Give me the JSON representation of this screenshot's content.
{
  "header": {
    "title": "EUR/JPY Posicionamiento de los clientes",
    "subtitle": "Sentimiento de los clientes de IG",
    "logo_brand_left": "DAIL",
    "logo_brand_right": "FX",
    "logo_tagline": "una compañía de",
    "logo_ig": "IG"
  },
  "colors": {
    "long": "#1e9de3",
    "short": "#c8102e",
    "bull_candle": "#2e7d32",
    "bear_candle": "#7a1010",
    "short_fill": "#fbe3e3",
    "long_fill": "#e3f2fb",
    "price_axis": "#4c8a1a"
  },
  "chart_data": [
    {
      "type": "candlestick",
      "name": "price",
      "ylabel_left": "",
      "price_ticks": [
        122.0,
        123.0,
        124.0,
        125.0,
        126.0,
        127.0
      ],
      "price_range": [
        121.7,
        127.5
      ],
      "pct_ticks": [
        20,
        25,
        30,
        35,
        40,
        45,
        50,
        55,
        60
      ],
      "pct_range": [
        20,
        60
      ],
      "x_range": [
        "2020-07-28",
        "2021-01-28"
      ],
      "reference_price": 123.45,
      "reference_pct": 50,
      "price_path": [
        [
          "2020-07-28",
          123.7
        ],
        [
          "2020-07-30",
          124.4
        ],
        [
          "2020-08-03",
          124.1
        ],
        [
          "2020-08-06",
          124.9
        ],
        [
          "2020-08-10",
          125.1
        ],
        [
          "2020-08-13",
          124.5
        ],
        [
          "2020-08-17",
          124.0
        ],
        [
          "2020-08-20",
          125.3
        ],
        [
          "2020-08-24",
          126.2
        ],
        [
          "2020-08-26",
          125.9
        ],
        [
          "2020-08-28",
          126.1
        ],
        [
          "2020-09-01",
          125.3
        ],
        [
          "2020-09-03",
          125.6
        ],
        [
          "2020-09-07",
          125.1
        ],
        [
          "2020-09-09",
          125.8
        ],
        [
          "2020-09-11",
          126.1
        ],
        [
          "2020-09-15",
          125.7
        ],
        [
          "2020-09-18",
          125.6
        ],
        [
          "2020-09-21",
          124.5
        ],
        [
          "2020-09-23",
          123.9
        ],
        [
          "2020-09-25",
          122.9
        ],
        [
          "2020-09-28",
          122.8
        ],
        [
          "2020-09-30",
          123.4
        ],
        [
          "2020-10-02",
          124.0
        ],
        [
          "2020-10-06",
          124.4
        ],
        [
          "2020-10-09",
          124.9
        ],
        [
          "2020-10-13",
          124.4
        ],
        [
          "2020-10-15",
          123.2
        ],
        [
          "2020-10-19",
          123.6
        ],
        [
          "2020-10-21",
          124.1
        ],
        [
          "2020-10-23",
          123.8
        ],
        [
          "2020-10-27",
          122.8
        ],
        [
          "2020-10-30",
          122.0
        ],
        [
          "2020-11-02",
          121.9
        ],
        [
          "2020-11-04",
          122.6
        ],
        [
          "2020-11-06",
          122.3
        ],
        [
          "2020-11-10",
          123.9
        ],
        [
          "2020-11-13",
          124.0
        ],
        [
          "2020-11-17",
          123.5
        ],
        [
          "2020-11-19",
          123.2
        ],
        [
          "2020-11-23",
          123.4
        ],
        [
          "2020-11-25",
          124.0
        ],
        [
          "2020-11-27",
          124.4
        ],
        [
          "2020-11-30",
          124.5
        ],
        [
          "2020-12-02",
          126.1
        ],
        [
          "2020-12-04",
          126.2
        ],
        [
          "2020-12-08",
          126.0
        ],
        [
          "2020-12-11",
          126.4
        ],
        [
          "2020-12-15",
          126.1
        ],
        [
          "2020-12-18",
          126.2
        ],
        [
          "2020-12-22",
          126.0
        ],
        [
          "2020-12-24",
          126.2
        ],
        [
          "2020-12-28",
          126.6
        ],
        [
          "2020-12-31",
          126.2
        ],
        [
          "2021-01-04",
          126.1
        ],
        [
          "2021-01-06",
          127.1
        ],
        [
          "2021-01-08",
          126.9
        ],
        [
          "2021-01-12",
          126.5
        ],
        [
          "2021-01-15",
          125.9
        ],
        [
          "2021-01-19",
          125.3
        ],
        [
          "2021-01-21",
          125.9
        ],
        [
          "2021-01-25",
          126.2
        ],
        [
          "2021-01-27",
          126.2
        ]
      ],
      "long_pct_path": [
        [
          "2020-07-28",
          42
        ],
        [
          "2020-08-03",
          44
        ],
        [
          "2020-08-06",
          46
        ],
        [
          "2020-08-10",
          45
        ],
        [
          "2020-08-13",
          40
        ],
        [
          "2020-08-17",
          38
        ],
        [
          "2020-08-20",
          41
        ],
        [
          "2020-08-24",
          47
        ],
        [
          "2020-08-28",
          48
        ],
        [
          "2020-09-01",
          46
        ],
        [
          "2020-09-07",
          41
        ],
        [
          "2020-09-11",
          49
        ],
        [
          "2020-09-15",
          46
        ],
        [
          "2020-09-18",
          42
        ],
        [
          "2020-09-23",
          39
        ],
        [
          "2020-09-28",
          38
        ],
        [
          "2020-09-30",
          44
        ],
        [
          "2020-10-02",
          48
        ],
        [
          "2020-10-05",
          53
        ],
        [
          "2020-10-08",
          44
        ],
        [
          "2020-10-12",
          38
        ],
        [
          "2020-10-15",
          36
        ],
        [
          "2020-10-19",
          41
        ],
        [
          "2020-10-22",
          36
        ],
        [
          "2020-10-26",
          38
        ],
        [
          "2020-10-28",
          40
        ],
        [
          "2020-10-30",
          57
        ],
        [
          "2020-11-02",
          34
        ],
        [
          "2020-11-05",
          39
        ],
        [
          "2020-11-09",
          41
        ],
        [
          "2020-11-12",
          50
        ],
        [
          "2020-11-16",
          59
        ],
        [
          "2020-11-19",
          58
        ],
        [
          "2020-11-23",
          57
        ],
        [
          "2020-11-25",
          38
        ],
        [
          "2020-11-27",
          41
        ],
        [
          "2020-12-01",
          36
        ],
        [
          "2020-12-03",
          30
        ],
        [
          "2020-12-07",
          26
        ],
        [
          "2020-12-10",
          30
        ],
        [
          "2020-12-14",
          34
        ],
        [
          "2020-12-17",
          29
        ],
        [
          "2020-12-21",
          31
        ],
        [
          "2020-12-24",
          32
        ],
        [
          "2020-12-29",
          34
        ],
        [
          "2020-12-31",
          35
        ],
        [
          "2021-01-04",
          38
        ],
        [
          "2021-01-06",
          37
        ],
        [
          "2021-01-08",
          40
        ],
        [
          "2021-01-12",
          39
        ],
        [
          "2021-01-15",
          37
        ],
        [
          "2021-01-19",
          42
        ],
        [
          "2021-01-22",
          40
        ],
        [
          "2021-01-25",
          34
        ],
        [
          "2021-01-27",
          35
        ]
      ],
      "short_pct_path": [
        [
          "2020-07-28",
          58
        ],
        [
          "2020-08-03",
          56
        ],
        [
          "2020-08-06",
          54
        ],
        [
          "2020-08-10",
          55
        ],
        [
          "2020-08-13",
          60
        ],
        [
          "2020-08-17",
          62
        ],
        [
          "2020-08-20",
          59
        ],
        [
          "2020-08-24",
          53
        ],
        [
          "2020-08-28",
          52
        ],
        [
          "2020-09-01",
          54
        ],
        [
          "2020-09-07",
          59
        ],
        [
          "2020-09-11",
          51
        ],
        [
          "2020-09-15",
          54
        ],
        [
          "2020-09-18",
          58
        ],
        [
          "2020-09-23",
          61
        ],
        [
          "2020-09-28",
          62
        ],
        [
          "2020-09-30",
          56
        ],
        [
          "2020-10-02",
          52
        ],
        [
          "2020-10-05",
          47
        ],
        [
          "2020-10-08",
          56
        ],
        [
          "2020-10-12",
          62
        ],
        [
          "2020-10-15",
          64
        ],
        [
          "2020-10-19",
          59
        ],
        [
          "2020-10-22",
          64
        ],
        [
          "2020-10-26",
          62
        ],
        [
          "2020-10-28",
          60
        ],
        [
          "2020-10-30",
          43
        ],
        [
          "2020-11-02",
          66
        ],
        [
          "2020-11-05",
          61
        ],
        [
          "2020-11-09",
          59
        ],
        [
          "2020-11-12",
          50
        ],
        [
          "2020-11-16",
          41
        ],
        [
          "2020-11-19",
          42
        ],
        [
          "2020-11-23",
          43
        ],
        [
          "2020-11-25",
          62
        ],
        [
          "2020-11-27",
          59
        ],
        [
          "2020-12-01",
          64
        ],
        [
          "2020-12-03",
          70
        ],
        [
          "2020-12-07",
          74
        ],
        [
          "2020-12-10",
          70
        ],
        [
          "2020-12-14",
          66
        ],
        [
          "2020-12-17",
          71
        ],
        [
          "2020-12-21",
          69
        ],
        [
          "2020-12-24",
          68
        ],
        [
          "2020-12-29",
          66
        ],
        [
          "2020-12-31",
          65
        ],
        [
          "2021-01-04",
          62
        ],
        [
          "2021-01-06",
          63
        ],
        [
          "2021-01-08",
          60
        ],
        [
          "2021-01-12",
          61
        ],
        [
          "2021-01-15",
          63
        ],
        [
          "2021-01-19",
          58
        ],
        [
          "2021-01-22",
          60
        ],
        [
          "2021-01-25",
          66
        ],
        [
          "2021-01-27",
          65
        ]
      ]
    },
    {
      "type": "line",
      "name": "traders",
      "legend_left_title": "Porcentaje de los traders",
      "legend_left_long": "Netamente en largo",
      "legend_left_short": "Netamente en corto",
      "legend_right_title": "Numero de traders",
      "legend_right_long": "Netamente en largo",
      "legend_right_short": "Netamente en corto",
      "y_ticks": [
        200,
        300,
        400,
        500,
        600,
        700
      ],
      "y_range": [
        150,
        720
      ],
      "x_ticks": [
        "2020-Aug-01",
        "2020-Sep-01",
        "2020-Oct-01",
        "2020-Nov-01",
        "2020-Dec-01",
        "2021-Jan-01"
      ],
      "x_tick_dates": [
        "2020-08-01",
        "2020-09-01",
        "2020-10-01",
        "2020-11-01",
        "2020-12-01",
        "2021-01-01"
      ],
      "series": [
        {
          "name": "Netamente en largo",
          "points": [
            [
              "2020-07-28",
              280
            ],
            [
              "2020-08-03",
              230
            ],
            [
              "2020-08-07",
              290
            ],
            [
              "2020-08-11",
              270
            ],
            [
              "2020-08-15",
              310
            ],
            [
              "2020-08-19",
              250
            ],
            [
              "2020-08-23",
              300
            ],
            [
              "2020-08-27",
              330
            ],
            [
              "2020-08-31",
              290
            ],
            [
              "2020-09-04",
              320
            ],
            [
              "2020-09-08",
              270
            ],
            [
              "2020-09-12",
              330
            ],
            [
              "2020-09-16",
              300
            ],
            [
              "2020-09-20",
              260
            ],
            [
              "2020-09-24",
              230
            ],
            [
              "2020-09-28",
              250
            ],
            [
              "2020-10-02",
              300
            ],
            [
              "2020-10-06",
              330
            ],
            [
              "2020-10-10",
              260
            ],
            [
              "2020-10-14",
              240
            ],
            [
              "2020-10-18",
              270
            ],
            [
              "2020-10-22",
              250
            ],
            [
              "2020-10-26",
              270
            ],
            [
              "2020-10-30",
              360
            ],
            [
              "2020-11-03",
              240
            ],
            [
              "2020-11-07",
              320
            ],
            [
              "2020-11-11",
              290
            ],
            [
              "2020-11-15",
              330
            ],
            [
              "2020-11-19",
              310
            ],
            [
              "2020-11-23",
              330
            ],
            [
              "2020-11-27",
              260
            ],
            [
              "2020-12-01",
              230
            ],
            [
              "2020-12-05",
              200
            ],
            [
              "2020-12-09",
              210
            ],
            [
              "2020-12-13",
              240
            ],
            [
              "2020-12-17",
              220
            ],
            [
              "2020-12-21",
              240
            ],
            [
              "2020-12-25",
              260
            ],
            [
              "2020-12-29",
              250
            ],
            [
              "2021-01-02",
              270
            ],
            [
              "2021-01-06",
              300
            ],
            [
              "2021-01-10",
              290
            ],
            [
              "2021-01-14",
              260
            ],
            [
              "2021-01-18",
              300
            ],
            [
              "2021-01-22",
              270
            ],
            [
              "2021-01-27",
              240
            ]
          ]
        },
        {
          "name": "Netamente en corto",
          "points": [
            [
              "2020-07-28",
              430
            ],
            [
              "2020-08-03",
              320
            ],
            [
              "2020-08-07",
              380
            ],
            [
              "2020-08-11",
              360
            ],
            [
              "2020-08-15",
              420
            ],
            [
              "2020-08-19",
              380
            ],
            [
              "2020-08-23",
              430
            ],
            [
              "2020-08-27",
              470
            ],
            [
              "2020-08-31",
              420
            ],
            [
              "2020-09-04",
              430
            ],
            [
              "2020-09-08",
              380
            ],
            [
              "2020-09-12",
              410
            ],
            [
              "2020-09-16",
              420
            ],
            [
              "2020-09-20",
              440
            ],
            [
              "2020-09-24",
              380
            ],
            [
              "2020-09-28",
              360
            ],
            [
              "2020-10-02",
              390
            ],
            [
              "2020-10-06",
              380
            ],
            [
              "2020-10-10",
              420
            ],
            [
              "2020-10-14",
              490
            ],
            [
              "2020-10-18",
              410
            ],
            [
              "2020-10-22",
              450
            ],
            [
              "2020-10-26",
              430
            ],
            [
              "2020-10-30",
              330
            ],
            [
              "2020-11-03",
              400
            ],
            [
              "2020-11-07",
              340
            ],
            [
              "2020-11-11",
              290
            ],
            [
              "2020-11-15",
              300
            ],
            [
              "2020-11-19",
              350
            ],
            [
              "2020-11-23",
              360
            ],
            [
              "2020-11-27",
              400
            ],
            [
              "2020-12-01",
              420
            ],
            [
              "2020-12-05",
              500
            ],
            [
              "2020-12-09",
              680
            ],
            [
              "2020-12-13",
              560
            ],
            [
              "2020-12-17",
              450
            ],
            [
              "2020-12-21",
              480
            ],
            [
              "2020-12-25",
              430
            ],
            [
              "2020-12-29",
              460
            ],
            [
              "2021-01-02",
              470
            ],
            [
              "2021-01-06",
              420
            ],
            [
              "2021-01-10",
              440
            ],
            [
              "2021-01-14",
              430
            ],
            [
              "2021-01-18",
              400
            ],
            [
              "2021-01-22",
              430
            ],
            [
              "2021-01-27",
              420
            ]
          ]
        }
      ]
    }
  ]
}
_ _ _ _ _ _ _
■ Your goal
Count the lines in the records above that contain the word "largo", and reply with only that number.

■ Response to this exercise
3